AIM: Narrow the data below down to the lines containing "Service".

** begin MATERIAL PROVIDED **

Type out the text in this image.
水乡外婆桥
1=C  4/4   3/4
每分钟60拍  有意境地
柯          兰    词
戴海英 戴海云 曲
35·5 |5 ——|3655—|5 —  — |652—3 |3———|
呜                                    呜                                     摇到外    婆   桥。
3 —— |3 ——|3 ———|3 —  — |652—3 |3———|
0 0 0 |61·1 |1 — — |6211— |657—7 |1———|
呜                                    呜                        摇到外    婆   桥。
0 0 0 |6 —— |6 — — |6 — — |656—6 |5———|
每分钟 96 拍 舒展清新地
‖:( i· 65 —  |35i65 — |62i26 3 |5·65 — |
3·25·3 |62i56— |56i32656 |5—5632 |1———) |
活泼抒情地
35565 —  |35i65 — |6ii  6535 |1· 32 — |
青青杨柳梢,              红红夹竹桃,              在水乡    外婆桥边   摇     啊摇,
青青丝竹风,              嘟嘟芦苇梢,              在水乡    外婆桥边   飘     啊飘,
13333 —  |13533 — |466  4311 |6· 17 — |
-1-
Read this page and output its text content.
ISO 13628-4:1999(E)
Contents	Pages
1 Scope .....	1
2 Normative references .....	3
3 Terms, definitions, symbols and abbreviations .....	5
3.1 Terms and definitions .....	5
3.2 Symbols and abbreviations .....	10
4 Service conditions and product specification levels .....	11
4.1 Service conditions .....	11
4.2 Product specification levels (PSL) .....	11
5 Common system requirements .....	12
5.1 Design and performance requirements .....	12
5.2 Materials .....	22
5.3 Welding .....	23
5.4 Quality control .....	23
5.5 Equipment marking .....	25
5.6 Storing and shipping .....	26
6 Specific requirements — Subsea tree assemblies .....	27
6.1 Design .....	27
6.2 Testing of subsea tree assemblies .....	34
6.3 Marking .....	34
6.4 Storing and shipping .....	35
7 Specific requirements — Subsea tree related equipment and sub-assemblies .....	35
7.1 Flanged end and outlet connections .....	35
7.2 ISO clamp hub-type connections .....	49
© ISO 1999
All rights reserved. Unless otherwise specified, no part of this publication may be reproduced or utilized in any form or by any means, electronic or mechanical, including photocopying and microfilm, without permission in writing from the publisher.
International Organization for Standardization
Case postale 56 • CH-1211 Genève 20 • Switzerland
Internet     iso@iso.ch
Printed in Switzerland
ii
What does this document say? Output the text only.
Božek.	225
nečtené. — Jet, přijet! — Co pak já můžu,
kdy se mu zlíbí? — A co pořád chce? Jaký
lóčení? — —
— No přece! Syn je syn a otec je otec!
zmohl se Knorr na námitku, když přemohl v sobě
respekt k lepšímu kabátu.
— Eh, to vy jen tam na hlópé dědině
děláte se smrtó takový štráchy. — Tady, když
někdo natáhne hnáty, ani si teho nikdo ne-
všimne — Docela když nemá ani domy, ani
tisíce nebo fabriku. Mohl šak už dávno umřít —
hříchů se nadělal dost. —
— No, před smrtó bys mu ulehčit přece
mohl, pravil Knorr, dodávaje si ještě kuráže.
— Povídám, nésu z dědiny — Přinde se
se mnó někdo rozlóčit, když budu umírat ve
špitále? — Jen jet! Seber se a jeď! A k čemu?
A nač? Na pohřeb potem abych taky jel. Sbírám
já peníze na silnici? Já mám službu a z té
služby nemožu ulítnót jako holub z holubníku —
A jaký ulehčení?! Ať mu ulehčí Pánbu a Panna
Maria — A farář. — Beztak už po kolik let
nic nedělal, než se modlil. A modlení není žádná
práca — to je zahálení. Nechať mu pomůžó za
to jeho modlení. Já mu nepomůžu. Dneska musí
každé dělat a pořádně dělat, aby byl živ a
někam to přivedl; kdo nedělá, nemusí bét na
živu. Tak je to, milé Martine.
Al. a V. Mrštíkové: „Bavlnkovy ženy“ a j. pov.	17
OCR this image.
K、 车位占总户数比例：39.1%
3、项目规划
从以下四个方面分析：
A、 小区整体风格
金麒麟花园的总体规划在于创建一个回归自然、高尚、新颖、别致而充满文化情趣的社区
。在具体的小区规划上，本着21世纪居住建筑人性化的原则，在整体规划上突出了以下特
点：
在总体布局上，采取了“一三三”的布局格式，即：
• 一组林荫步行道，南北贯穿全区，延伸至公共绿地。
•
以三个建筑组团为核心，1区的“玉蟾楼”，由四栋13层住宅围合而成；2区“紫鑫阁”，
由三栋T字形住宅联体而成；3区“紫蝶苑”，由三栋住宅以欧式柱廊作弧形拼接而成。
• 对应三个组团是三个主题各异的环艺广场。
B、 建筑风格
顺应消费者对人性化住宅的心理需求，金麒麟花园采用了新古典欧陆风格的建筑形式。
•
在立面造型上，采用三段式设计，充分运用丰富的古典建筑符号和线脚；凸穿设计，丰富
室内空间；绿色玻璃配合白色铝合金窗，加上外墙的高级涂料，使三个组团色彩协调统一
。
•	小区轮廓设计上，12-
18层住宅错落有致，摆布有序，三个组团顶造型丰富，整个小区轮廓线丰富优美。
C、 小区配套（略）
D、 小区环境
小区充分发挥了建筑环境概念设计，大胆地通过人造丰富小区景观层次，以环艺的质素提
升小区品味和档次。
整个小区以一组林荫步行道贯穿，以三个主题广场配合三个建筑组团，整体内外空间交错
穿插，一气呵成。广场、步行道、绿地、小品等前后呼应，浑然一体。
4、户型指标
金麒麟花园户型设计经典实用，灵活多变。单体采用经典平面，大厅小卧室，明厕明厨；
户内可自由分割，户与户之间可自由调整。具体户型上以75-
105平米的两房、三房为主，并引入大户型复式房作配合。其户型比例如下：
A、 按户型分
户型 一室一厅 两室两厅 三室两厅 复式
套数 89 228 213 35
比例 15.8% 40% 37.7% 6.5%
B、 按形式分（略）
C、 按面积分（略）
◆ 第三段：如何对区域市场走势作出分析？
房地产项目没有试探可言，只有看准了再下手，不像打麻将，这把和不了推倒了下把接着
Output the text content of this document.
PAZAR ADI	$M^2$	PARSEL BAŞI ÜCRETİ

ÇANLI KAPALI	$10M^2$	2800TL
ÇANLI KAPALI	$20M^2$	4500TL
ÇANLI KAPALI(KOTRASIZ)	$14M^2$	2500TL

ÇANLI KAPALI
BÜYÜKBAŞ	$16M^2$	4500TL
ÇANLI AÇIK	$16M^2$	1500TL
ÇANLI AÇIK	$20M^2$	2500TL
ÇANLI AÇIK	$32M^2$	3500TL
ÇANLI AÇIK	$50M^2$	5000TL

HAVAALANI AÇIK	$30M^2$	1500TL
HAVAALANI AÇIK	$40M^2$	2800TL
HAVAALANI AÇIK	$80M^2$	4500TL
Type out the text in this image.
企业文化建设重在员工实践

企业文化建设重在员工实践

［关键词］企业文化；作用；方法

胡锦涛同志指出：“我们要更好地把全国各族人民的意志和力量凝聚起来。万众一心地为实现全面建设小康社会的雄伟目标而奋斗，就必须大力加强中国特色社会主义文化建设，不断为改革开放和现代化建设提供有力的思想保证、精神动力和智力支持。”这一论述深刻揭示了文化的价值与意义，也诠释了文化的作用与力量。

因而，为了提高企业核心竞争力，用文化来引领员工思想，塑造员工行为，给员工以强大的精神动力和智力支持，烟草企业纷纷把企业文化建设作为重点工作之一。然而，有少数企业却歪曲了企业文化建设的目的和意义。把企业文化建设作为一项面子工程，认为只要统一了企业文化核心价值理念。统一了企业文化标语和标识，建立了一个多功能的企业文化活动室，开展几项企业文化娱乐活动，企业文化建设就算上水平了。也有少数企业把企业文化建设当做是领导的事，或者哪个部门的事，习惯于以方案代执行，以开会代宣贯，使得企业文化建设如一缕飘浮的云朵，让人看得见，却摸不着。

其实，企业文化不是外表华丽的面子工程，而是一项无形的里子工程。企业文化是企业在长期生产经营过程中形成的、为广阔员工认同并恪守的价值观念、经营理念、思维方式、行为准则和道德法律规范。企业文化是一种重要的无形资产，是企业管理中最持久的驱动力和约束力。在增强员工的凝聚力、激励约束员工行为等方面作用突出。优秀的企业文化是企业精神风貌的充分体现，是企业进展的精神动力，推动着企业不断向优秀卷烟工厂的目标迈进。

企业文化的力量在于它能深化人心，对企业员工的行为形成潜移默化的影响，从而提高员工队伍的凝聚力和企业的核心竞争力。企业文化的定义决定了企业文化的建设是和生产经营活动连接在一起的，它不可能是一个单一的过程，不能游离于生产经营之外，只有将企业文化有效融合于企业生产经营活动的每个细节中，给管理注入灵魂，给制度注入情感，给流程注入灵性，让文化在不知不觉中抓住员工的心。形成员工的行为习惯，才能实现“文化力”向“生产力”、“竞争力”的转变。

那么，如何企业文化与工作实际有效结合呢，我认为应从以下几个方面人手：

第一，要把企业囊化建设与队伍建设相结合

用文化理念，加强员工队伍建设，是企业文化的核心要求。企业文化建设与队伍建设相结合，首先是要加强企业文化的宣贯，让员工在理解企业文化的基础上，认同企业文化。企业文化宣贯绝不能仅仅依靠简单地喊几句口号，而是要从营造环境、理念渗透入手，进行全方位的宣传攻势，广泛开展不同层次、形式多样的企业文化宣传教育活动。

** end MATERIAL PROVIDED **

THE RESPONSE:
4 Service conditions and product specification levels .....	11
4.1 Service conditions .....	11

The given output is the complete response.